→ **Request**
Restate every entry word for word.

→ **Records for this task**
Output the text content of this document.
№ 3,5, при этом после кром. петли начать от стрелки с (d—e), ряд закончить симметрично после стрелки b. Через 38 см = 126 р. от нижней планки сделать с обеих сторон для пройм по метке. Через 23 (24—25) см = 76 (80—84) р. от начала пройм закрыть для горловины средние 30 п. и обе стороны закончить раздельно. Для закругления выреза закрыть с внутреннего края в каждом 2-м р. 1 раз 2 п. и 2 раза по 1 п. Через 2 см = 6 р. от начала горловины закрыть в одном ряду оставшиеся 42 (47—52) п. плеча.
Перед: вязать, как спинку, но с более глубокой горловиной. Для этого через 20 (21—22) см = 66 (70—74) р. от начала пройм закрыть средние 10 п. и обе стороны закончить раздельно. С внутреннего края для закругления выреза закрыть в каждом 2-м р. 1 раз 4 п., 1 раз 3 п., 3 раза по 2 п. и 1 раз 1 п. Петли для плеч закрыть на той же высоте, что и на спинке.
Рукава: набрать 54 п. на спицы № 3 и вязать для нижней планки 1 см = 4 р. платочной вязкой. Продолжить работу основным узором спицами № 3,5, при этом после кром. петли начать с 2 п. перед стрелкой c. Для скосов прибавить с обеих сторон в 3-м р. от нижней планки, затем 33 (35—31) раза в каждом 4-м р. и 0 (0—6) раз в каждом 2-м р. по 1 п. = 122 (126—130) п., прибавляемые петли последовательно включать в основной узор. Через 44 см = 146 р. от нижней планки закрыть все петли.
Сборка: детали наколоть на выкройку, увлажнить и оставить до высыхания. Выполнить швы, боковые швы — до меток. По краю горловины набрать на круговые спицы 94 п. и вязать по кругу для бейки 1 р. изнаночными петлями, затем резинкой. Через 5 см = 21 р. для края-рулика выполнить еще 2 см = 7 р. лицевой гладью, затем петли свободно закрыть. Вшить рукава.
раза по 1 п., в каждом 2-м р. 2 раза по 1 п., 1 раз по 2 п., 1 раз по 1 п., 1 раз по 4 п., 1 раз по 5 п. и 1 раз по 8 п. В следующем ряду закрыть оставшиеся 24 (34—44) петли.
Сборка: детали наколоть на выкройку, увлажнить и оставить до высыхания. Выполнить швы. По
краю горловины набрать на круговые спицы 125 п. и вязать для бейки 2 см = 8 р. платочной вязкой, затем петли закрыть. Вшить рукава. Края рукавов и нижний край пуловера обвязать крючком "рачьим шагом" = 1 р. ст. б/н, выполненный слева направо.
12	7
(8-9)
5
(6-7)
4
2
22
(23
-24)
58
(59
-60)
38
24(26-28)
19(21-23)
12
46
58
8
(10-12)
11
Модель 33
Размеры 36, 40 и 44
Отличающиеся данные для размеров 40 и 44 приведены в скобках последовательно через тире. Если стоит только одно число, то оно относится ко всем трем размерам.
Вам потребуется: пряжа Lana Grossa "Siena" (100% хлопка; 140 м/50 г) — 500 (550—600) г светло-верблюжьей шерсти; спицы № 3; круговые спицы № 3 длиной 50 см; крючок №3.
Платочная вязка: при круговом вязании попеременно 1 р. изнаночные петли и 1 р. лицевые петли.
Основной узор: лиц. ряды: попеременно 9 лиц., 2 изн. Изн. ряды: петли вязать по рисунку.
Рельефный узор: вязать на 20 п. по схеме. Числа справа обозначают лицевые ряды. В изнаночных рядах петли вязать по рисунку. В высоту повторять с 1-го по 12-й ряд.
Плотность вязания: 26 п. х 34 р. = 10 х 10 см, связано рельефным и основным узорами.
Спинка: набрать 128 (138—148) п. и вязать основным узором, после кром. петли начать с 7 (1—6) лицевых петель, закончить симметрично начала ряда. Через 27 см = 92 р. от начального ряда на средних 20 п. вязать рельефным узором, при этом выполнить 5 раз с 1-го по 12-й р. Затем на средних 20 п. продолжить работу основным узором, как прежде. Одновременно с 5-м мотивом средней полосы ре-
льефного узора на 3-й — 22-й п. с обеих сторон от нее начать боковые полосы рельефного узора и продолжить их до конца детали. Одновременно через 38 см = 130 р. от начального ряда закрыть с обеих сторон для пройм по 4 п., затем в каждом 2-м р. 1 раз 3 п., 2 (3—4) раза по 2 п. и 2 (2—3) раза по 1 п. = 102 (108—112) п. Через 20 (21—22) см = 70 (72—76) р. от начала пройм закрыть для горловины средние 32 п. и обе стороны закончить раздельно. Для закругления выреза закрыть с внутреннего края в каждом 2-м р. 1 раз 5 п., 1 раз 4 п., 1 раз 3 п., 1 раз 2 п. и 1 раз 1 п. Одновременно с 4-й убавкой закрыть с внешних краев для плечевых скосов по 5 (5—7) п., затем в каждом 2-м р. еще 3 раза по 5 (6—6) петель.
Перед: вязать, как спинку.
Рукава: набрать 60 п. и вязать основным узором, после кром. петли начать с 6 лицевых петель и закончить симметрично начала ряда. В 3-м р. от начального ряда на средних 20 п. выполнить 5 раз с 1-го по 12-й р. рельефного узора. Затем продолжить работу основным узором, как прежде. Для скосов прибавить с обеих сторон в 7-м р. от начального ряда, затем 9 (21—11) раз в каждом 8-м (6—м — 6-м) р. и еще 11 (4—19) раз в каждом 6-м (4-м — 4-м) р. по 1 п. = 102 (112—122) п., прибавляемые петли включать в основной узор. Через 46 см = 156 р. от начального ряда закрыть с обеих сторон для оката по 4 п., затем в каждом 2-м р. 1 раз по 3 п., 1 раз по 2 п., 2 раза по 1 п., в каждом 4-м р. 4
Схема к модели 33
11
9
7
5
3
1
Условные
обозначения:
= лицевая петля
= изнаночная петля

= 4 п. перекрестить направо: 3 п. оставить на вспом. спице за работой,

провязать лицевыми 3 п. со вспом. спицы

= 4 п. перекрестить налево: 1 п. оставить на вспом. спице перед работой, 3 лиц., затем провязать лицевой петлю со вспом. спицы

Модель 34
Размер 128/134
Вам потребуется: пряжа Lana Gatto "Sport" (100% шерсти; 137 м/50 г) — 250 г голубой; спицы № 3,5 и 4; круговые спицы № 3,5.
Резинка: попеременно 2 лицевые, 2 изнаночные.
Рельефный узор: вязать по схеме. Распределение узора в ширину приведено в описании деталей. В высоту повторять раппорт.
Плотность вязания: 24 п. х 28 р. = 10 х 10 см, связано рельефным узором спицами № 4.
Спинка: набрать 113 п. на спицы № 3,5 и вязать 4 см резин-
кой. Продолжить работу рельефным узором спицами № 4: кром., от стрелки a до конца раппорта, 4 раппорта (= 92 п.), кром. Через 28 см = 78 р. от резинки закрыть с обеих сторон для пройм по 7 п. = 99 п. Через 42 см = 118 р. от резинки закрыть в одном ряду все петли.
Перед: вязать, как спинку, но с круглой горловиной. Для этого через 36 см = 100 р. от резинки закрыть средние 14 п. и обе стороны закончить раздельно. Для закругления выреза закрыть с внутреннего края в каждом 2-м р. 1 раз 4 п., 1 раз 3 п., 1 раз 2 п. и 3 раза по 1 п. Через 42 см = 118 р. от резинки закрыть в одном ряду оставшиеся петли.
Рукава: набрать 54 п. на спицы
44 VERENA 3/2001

→ **Exercise result**
Output the text content of this document.
№ 3,5, при этом после кром. петли начать от стрелки с (d—e), ряд закончить симметрично после стрелки b. Через 38 см = 126 р. от нижней планки сделать с обеих сторон для пройм по метке. Через 23 (24—25) см = 76 (80—84) р. от начала пройм закрыть для горловины средние 30 п. и обе стороны закончить раздельно. Для закругления выреза закрыть с внутреннего края в каждом 2-м р. 1 раз 2 п. и 2 раза по 1 п. Через 2 см = 6 р. от начала горловины закрыть в одном ряду оставшиеся 42 (47—52) п. плеча.
Перед: вязать, как спинку, но с более глубокой горловиной. Для этого через 20 (21—22) см = 66 (70—74) р. от начала пройм закрыть средние 10 п. и обе стороны закончить раздельно. С внутреннего края для закругления выреза закрыть в каждом 2-м р. 1 раз 4 п., 1 раз 3 п., 3 раза по 2 п. и 1 раз 1 п. Петли для плеч закрыть на той же высоте, что и на спинке.
Рукава: набрать 54 п. на спицы № 3 и вязать для нижней планки 1 см = 4 р. платочной вязкой. Продолжить работу основным узором спицами № 3,5, при этом после кром. петли начать с 2 п. перед стрелкой c. Для скосов прибавить с обеих сторон в 3-м р. от нижней планки, затем 33 (35—31) раза в каждом 4-м р. и 0 (0—6) раз в каждом 2-м р. по 1 п. = 122 (126—130) п., прибавляемые петли последовательно включать в основной узор. Через 44 см = 146 р. от нижней планки закрыть все петли.
Сборка: детали наколоть на выкройку, увлажнить и оставить до высыхания. Выполнить швы, боковые швы — до меток. По краю горловины набрать на круговые спицы 94 п. и вязать по кругу для бейки 1 р. изнаночными петлями, затем резинкой. Через 5 см = 21 р. для края-рулика выполнить еще 2 см = 7 р. лицевой гладью, затем петли свободно закрыть. Вшить рукава.
раза по 1 п., в каждом 2-м р. 2 раза по 1 п., 1 раз по 2 п., 1 раз по 1 п., 1 раз по 4 п., 1 раз по 5 п. и 1 раз по 8 п. В следующем ряду закрыть оставшиеся 24 (34—44) петли.
Сборка: детали наколоть на выкройку, увлажнить и оставить до высыхания. Выполнить швы. По
краю горловины набрать на круговые спицы 125 п. и вязать для бейки 2 см = 8 р. платочной вязкой, затем петли закрыть. Вшить рукава. Края рукавов и нижний край пуловера обвязать крючком "рачьим шагом" = 1 р. ст. б/н, выполненный слева направо.
12	7
(8-9)
5
(6-7)
4
2
22
(23
-24)
58
(59
-60)
38
24(26-28)
19(21-23)
12
46
58
8
(10-12)
11
Модель 33
Размеры 36, 40 и 44
Отличающиеся данные для размеров 40 и 44 приведены в скобках последовательно через тире. Если стоит только одно число, то оно относится ко всем трем размерам.
Вам потребуется: пряжа Lana Grossa "Siena" (100% хлопка; 140 м/50 г) — 500 (550—600) г светло-верблюжьей шерсти; спицы № 3; круговые спицы № 3 длиной 50 см; крючок №3.
Платочная вязка: при круговом вязании попеременно 1 р. изнаночные петли и 1 р. лицевые петли.
Основной узор: лиц. ряды: попеременно 9 лиц., 2 изн. Изн. ряды: петли вязать по рисунку.
Рельефный узор: вязать на 20 п. по схеме. Числа справа обозначают лицевые ряды. В изнаночных рядах петли вязать по рисунку. В высоту повторять с 1-го по 12-й ряд.
Плотность вязания: 26 п. х 34 р. = 10 х 10 см, связано рельефным и основным узорами.
Спинка: набрать 128 (138—148) п. и вязать основным узором, после кром. петли начать с 7 (1—6) лицевых петель, закончить симметрично начала ряда. Через 27 см = 92 р. от начального ряда на средних 20 п. вязать рельефным узором, при этом выполнить 5 раз с 1-го по 12-й р. Затем на средних 20 п. продолжить работу основным узором, как прежде. Одновременно с 5-м мотивом средней полосы ре-
льефного узора на 3-й — 22-й п. с обеих сторон от нее начать боковые полосы рельефного узора и продолжить их до конца детали. Одновременно через 38 см = 130 р. от начального ряда закрыть с обеих сторон для пройм по 4 п., затем в каждом 2-м р. 1 раз 3 п., 2 (3—4) раза по 2 п. и 2 (2—3) раза по 1 п. = 102 (108—112) п. Через 20 (21—22) см = 70 (72—76) р. от начала пройм закрыть для горловины средние 32 п. и обе стороны закончить раздельно. Для закругления выреза закрыть с внутреннего края в каждом 2-м р. 1 раз 5 п., 1 раз 4 п., 1 раз 3 п., 1 раз 2 п. и 1 раз 1 п. Одновременно с 4-й убавкой закрыть с внешних краев для плечевых скосов по 5 (5—7) п., затем в каждом 2-м р. еще 3 раза по 5 (6—6) петель.
Перед: вязать, как спинку.
Рукава: набрать 60 п. и вязать основным узором, после кром. петли начать с 6 лицевых петель и закончить симметрично начала ряда. В 3-м р. от начального ряда на средних 20 п. выполнить 5 раз с 1-го по 12-й р. рельефного узора. Затем продолжить работу основным узором, как прежде. Для скосов прибавить с обеих сторон в 7-м р. от начального ряда, затем 9 (21—11) раз в каждом 8-м (6—м — 6-м) р. и еще 11 (4—19) раз в каждом 6-м (4-м — 4-м) р. по 1 п. = 102 (112—122) п., прибавляемые петли включать в основной узор. Через 46 см = 156 р. от начального ряда закрыть с обеих сторон для оката по 4 п., затем в каждом 2-м р. 1 раз по 3 п., 1 раз по 2 п., 2 раза по 1 п., в каждом 4-м р. 4
Схема к модели 33
11
9
7
5
3
1
Условные
обозначения:
= лицевая петля
= изнаночная петля

= 4 п. перекрестить направо: 3 п. оставить на вспом. спице за работой,

провязать лицевыми 3 п. со вспом. спицы

= 4 п. перекрестить налево: 1 п. оставить на вспом. спице перед работой, 3 лиц., затем провязать лицевой петлю со вспом. спицы

Модель 34
Размер 128/134
Вам потребуется: пряжа Lana Gatto "Sport" (100% шерсти; 137 м/50 г) — 250 г голубой; спицы № 3,5 и 4; круговые спицы № 3,5.
Резинка: попеременно 2 лицевые, 2 изнаночные.
Рельефный узор: вязать по схеме. Распределение узора в ширину приведено в описании деталей. В высоту повторять раппорт.
Плотность вязания: 24 п. х 28 р. = 10 х 10 см, связано рельефным узором спицами № 4.
Спинка: набрать 113 п. на спицы № 3,5 и вязать 4 см резин-
кой. Продолжить работу рельефным узором спицами № 4: кром., от стрелки a до конца раппорта, 4 раппорта (= 92 п.), кром. Через 28 см = 78 р. от резинки закрыть с обеих сторон для пройм по 7 п. = 99 п. Через 42 см = 118 р. от резинки закрыть в одном ряду все петли.
Перед: вязать, как спинку, но с круглой горловиной. Для этого через 36 см = 100 р. от резинки закрыть средние 14 п. и обе стороны закончить раздельно. Для закругления выреза закрыть с внутреннего края в каждом 2-м р. 1 раз 4 п., 1 раз 3 п., 1 раз 2 п. и 3 раза по 1 п. Через 42 см = 118 р. от резинки закрыть в одном ряду оставшиеся петли.
Рукава: набрать 54 п. на спицы
44 VERENA 3/2001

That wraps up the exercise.